▶ **JOB**: Count every line below in which "grade" occurs, then give only the count.
===== MATERIAL PROVIDED =====
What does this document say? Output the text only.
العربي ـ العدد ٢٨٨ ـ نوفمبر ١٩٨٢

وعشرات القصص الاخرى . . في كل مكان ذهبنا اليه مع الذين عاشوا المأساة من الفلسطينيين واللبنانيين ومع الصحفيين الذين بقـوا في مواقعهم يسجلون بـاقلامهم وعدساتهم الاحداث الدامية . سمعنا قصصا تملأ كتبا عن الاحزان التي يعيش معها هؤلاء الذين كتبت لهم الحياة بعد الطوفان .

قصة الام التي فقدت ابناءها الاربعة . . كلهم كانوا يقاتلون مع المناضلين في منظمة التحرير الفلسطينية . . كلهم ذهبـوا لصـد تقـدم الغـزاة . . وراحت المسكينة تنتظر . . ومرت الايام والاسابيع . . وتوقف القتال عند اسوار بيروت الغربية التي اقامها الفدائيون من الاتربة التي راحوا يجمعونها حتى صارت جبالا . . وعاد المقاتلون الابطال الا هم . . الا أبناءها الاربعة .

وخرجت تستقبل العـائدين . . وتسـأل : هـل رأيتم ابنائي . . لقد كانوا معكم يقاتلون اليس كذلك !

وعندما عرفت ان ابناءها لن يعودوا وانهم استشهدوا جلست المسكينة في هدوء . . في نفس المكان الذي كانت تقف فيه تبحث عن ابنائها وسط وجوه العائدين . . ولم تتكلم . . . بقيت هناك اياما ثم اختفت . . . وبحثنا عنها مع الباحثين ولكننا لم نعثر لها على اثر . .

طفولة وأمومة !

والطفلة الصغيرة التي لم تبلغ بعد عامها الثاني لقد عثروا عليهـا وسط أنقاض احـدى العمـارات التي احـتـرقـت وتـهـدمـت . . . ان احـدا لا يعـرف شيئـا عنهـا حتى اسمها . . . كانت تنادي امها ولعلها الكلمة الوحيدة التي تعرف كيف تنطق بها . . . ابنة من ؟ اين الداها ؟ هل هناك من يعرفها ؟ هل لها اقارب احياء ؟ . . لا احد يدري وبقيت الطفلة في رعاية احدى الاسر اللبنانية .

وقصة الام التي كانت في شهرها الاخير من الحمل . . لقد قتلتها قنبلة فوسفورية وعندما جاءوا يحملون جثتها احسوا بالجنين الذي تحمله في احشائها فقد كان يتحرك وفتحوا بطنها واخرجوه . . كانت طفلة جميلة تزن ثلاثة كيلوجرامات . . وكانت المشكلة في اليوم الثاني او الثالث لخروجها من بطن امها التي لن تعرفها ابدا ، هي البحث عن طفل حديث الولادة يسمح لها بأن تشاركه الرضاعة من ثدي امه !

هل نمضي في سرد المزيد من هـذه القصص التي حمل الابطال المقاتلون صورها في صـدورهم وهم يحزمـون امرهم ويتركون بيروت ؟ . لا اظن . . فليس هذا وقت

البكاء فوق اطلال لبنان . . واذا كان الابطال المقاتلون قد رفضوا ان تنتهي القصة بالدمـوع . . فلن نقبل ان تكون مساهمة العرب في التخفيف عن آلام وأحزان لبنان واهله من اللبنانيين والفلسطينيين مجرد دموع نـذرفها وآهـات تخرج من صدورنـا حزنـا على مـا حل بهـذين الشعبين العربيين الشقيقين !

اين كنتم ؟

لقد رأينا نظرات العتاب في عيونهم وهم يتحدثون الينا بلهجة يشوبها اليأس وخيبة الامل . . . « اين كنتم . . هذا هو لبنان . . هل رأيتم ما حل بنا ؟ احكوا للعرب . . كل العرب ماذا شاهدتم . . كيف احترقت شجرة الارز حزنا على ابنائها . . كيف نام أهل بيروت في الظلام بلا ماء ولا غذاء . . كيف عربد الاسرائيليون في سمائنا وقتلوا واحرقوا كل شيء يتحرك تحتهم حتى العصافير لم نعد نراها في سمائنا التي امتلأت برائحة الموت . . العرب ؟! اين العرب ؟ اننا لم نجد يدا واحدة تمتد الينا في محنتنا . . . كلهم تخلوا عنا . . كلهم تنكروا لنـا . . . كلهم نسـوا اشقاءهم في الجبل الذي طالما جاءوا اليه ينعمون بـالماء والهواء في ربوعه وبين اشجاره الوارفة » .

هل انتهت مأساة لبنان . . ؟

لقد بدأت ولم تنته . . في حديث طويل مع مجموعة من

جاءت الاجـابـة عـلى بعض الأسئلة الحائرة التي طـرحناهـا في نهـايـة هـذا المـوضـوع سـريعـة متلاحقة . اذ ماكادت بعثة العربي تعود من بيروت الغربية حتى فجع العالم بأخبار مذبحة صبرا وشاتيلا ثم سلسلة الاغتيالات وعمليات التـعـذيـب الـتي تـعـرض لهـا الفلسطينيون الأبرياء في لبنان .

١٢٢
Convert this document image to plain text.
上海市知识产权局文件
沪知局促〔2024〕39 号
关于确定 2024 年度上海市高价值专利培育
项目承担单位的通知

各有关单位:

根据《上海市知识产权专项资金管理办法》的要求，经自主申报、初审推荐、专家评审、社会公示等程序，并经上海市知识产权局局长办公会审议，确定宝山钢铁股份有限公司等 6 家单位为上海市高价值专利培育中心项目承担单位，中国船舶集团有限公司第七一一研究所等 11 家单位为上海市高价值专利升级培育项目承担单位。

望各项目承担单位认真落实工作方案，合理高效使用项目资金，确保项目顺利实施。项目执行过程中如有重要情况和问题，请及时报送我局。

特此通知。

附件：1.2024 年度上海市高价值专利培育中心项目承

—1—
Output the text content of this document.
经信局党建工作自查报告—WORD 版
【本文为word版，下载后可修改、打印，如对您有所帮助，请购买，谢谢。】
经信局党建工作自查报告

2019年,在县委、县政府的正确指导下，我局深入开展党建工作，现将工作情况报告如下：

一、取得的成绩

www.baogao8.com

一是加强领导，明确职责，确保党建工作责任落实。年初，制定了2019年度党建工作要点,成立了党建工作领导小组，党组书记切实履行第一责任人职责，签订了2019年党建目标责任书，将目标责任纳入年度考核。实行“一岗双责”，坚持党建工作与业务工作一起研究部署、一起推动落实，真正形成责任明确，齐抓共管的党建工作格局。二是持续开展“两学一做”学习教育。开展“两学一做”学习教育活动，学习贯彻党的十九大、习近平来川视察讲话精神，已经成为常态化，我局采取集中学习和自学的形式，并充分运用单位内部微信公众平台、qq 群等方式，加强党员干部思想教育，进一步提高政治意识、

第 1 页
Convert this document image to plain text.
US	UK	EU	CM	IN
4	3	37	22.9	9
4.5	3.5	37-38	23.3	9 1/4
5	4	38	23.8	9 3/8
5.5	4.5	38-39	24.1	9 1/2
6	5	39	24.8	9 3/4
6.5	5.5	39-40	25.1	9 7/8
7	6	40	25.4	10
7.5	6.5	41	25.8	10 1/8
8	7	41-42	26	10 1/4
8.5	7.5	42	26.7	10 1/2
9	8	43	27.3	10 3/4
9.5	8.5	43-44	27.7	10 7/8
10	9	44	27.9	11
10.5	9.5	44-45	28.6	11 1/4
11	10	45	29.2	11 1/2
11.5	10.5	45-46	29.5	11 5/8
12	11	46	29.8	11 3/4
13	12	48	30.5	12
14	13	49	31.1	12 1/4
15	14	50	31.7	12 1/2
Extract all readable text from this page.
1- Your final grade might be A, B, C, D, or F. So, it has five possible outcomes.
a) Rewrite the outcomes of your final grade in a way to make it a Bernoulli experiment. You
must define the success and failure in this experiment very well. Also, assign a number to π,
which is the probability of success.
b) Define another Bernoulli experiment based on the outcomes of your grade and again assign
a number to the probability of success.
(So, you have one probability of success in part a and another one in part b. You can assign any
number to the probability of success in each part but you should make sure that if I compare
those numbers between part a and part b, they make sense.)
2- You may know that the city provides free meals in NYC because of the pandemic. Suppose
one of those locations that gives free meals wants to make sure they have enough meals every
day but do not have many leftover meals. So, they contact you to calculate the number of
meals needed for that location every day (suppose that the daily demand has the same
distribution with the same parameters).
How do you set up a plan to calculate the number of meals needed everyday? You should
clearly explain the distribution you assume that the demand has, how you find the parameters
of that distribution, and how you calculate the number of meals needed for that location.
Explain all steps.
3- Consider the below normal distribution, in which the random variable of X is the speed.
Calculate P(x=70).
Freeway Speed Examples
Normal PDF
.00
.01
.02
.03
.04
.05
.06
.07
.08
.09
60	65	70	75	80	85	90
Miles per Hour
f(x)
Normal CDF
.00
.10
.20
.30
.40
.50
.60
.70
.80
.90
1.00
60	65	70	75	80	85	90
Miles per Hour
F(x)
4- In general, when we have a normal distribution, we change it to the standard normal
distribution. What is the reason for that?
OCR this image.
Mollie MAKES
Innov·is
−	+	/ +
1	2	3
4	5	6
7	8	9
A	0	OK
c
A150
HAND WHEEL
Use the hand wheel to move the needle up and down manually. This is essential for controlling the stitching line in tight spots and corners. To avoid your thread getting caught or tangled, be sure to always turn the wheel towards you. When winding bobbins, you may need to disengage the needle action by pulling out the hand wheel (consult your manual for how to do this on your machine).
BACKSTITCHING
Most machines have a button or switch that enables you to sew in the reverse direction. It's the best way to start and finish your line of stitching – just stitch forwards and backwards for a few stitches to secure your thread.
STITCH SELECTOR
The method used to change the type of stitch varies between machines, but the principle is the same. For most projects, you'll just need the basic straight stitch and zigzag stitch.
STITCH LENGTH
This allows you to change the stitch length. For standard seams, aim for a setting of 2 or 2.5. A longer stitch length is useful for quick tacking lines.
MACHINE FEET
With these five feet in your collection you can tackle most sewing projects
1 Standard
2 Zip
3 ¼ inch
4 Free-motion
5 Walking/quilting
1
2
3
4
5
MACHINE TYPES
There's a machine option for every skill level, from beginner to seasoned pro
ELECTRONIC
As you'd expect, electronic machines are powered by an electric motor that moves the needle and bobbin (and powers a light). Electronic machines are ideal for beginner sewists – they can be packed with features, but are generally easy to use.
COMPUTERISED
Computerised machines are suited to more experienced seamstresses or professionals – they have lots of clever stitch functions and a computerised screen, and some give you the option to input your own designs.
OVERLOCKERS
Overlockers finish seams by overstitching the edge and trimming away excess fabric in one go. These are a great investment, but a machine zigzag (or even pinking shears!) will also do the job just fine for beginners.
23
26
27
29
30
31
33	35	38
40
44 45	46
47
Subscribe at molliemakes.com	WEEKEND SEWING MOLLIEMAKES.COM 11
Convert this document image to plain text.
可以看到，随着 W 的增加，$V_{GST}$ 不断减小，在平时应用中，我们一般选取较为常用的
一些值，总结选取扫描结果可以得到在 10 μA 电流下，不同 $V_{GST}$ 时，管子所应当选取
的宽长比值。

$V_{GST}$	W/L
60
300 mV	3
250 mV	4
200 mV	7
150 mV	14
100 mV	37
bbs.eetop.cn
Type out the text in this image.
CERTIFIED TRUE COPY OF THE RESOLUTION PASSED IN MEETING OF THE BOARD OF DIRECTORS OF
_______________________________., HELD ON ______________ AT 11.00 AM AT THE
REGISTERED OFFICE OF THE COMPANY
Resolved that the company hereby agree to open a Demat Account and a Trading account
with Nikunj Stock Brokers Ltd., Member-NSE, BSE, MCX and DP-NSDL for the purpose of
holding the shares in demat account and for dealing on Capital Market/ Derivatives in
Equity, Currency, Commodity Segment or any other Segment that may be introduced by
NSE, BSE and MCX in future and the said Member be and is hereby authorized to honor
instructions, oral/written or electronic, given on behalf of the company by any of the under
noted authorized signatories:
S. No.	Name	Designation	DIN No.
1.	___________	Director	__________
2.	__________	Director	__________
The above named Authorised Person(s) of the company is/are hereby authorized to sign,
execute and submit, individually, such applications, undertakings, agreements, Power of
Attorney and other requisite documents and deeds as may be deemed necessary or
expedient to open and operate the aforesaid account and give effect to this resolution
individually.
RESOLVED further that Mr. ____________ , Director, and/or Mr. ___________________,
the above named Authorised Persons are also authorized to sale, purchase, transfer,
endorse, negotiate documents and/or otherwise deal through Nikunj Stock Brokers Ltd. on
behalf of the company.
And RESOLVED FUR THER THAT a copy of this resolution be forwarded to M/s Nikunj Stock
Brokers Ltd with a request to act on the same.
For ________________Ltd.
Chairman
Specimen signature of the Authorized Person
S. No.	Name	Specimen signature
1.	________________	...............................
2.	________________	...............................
=====
▶ **WRITTEN ANSWER**: 3